◆ DIRECTIONS
Your job is to restate each entry word for word.

◆ STORED ROWS
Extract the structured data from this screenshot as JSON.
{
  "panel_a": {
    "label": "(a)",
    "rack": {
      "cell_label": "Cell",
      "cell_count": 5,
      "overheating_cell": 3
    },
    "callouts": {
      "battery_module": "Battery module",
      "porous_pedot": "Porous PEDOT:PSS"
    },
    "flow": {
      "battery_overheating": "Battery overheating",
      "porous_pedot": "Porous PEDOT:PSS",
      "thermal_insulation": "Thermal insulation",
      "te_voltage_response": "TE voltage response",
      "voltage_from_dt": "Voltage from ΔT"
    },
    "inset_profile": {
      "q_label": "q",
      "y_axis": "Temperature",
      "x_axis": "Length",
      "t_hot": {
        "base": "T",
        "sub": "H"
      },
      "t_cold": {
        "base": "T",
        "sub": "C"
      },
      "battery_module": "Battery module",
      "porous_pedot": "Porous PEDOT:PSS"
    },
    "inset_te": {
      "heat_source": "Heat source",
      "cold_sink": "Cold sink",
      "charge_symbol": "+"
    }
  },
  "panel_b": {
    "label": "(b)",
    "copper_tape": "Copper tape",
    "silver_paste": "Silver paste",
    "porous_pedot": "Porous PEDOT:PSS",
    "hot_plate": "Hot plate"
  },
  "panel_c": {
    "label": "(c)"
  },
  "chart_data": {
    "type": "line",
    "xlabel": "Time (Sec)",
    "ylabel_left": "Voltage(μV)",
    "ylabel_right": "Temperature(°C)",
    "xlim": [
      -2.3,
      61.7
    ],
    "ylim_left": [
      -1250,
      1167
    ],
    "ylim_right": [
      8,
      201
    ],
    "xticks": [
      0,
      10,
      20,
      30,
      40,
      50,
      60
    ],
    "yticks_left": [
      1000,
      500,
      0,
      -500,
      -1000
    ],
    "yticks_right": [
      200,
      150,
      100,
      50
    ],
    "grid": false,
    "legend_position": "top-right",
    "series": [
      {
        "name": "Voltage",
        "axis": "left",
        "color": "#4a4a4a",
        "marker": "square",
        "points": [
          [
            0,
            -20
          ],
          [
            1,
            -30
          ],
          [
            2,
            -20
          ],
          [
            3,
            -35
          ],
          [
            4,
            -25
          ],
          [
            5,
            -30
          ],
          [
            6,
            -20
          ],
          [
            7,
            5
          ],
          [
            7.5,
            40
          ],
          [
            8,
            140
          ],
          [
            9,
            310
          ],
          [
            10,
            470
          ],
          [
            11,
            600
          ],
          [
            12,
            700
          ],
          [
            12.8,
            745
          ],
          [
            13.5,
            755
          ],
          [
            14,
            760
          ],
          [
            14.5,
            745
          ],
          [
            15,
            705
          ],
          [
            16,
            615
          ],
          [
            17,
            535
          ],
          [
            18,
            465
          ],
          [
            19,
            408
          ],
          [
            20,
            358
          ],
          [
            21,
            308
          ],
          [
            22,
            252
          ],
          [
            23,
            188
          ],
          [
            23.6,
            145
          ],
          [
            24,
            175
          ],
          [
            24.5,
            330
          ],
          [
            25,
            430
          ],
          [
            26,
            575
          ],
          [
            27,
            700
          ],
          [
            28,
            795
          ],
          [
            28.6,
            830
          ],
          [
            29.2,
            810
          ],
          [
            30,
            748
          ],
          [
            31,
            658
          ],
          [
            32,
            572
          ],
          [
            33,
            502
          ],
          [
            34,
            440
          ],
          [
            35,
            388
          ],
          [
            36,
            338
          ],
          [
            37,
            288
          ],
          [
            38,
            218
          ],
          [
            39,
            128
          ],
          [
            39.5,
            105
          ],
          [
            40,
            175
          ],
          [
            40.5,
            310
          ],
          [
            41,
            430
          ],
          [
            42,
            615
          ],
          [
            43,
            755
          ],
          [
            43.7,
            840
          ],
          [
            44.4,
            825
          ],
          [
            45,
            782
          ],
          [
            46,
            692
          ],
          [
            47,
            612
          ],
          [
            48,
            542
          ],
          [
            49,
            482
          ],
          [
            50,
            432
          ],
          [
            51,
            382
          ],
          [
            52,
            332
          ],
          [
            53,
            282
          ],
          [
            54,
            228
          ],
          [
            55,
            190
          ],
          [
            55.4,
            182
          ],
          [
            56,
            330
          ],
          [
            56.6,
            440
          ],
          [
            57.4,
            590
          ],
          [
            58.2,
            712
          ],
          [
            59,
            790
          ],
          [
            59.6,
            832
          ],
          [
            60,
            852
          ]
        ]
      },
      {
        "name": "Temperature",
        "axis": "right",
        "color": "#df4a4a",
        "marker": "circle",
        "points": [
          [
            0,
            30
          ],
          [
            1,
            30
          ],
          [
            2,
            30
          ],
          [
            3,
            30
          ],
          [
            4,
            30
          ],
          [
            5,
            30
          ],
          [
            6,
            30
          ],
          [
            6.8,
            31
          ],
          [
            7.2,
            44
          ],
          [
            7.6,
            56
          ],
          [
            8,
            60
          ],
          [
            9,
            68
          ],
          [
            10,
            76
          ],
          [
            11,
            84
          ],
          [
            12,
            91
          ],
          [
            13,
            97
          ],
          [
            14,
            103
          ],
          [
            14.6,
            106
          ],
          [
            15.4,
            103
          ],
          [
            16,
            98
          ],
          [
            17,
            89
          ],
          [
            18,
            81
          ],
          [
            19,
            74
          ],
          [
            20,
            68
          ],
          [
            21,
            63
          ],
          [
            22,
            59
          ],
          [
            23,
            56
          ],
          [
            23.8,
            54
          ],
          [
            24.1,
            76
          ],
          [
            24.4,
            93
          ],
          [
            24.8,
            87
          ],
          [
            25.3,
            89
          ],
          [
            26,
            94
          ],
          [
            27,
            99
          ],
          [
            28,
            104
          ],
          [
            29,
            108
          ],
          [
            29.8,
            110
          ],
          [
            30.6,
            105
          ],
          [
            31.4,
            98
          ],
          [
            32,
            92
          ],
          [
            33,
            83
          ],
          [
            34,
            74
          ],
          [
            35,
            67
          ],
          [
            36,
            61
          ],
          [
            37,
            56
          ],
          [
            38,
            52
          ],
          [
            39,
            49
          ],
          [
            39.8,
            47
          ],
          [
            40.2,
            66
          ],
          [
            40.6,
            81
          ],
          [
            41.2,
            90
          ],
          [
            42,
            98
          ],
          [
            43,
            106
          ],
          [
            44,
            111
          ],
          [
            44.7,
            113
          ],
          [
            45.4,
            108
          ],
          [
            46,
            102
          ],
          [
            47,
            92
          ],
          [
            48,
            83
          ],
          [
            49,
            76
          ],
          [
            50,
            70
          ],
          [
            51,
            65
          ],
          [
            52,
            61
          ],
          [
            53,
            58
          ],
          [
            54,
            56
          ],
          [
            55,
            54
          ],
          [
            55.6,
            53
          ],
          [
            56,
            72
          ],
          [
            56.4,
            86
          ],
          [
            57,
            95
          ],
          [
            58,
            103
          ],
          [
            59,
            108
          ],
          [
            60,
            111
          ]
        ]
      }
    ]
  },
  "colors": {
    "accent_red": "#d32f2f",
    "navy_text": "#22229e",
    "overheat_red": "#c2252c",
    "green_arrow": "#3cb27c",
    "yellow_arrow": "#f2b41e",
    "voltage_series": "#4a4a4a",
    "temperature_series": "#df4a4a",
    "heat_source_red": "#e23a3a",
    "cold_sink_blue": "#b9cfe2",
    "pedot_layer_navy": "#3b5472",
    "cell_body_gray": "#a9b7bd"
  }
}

◆ CORRECT OUTPUT
Extract the structured data from this screenshot as JSON.
{
  "panel_a": {
    "label": "(a)",
    "rack": {
      "cell_label": "Cell",
      "cell_count": 5,
      "overheating_cell": 3
    },
    "callouts": {
      "battery_module": "Battery module",
      "porous_pedot": "Porous PEDOT:PSS"
    },
    "flow": {
      "battery_overheating": "Battery overheating",
      "porous_pedot": "Porous PEDOT:PSS",
      "thermal_insulation": "Thermal insulation",
      "te_voltage_response": "TE voltage response",
      "voltage_from_dt": "Voltage from ΔT"
    },
    "inset_profile": {
      "q_label": "q",
      "y_axis": "Temperature",
      "x_axis": "Length",
      "t_hot": {
        "base": "T",
        "sub": "H"
      },
      "t_cold": {
        "base": "T",
        "sub": "C"
      },
      "battery_module": "Battery module",
      "porous_pedot": "Porous PEDOT:PSS"
    },
    "inset_te": {
      "heat_source": "Heat source",
      "cold_sink": "Cold sink",
      "charge_symbol": "+"
    }
  },
  "panel_b": {
    "label": "(b)",
    "copper_tape": "Copper tape",
    "silver_paste": "Silver paste",
    "porous_pedot": "Porous PEDOT:PSS",
    "hot_plate": "Hot plate"
  },
  "panel_c": {
    "label": "(c)"
  },
  "chart_data": {
    "type": "line",
    "xlabel": "Time (Sec)",
    "ylabel_left": "Voltage(μV)",
    "ylabel_right": "Temperature(°C)",
    "xlim": [
      -2.3,
      61.7
    ],
    "ylim_left": [
      -1250,
      1167
    ],
    "ylim_right": [
      8,
      201
    ],
    "xticks": [
      0,
      10,
      20,
      30,
      40,
      50,
      60
    ],
    "yticks_left": [
      1000,
      500,
      0,
      -500,
      -1000
    ],
    "yticks_right": [
      200,
      150,
      100,
      50
    ],
    "grid": false,
    "legend_position": "top-right",
    "series": [
      {
        "name": "Voltage",
        "axis": "left",
        "color": "#4a4a4a",
        "marker": "square",
        "points": [
          [
            0,
            -20
          ],
          [
            1,
            -30
          ],
          [
            2,
            -20
          ],
          [
            3,
            -35
          ],
          [
            4,
            -25
          ],
          [
            5,
            -30
          ],
          [
            6,
            -20
          ],
          [
            7,
            5
          ],
          [
            7.5,
            40
          ],
          [
            8,
            140
          ],
          [
            9,
            310
          ],
          [
            10,
            470
          ],
          [
            11,
            600
          ],
          [
            12,
            700
          ],
          [
            12.8,
            745
          ],
          [
            13.5,
            755
          ],
          [
            14,
            760
          ],
          [
            14.5,
            745
          ],
          [
            15,
            705
          ],
          [
            16,
            615
          ],
          [
            17,
            535
          ],
          [
            18,
            465
          ],
          [
            19,
            408
          ],
          [
            20,
            358
          ],
          [
            21,
            308
          ],
          [
            22,
            252
          ],
          [
            23,
            188
          ],
          [
            23.6,
            145
          ],
          [
            24,
            175
          ],
          [
            24.5,
            330
          ],
          [
            25,
            430
          ],
          [
            26,
            575
          ],
          [
            27,
            700
          ],
          [
            28,
            795
          ],
          [
            28.6,
            830
          ],
          [
            29.2,
            810
          ],
          [
            30,
            748
          ],
          [
            31,
            658
          ],
          [
            32,
            572
          ],
          [
            33,
            502
          ],
          [
            34,
            440
          ],
          [
            35,
            388
          ],
          [
            36,
            338
          ],
          [
            37,
            288
          ],
          [
            38,
            218
          ],
          [
            39,
            128
          ],
          [
            39.5,
            105
          ],
          [
            40,
            175
          ],
          [
            40.5,
            310
          ],
          [
            41,
            430
          ],
          [
            42,
            615
          ],
          [
            43,
            755
          ],
          [
            43.7,
            840
          ],
          [
            44.4,
            825
          ],
          [
            45,
            782
          ],
          [
            46,
            692
          ],
          [
            47,
            612
          ],
          [
            48,
            542
          ],
          [
            49,
            482
          ],
          [
            50,
            432
          ],
          [
            51,
            382
          ],
          [
            52,
            332
          ],
          [
            53,
            282
          ],
          [
            54,
            228
          ],
          [
            55,
            190
          ],
          [
            55.4,
            182
          ],
          [
            56,
            330
          ],
          [
            56.6,
            440
          ],
          [
            57.4,
            590
          ],
          [
            58.2,
            712
          ],
          [
            59,
            790
          ],
          [
            59.6,
            832
          ],
          [
            60,
            852
          ]
        ]
      },
      {
        "name": "Temperature",
        "axis": "right",
        "color": "#df4a4a",
        "marker": "circle",
        "points": [
          [
            0,
            30
          ],
          [
            1,
            30
          ],
          [
            2,
            30
          ],
          [
            3,
            30
          ],
          [
            4,
            30
          ],
          [
            5,
            30
          ],
          [
            6,
            30
          ],
          [
            6.8,
            31
          ],
          [
            7.2,
            44
          ],
          [
            7.6,
            56
          ],
          [
            8,
            60
          ],
          [
            9,
            68
          ],
          [
            10,
            76
          ],
          [
            11,
            84
          ],
          [
            12,
            91
          ],
          [
            13,
            97
          ],
          [
            14,
            103
          ],
          [
            14.6,
            106
          ],
          [
            15.4,
            103
          ],
          [
            16,
            98
          ],
          [
            17,
            89
          ],
          [
            18,
            81
          ],
          [
            19,
            74
          ],
          [
            20,
            68
          ],
          [
            21,
            63
          ],
          [
            22,
            59
          ],
          [
            23,
            56
          ],
          [
            23.8,
            54
          ],
          [
            24.1,
            76
          ],
          [
            24.4,
            93
          ],
          [
            24.8,
            87
          ],
          [
            25.3,
            89
          ],
          [
            26,
            94
          ],
          [
            27,
            99
          ],
          [
            28,
            104
          ],
          [
            29,
            108
          ],
          [
            29.8,
            110
          ],
          [
            30.6,
            105
          ],
          [
            31.4,
            98
          ],
          [
            32,
            92
          ],
          [
            33,
            83
          ],
          [
            34,
            74
          ],
          [
            35,
            67
          ],
          [
            36,
            61
          ],
          [
            37,
            56
          ],
          [
            38,
            52
          ],
          [
            39,
            49
          ],
          [
            39.8,
            47
          ],
          [
            40.2,
            66
          ],
          [
            40.6,
            81
          ],
          [
            41.2,
            90
          ],
          [
            42,
            98
          ],
          [
            43,
            106
          ],
          [
            44,
            111
          ],
          [
            44.7,
            113
          ],
          [
            45.4,
            108
          ],
          [
            46,
            102
          ],
          [
            47,
            92
          ],
          [
            48,
            83
          ],
          [
            49,
            76
          ],
          [
            50,
            70
          ],
          [
            51,
            65
          ],
          [
            52,
            61
          ],
          [
            53,
            58
          ],
          [
            54,
            56
          ],
          [
            55,
            54
          ],
          [
            55.6,
            53
          ],
          [
            56,
            72
          ],
          [
            56.4,
            86
          ],
          [
            57,
            95
          ],
          [
            58,
            103
          ],
          [
            59,
            108
          ],
          [
            60,
            111
          ]
        ]
      }
    ]
  },
  "colors": {
    "accent_red": "#d32f2f",
    "navy_text": "#22229e",
    "overheat_red": "#c2252c",
    "green_arrow": "#3cb27c",
    "yellow_arrow": "#f2b41e",
    "voltage_series": "#4a4a4a",
    "temperature_series": "#df4a4a",
    "heat_source_red": "#e23a3a",
    "cold_sink_blue": "#b9cfe2",
    "pedot_layer_navy": "#3b5472",
    "cell_body_gray": "#a9b7bd"
  }
}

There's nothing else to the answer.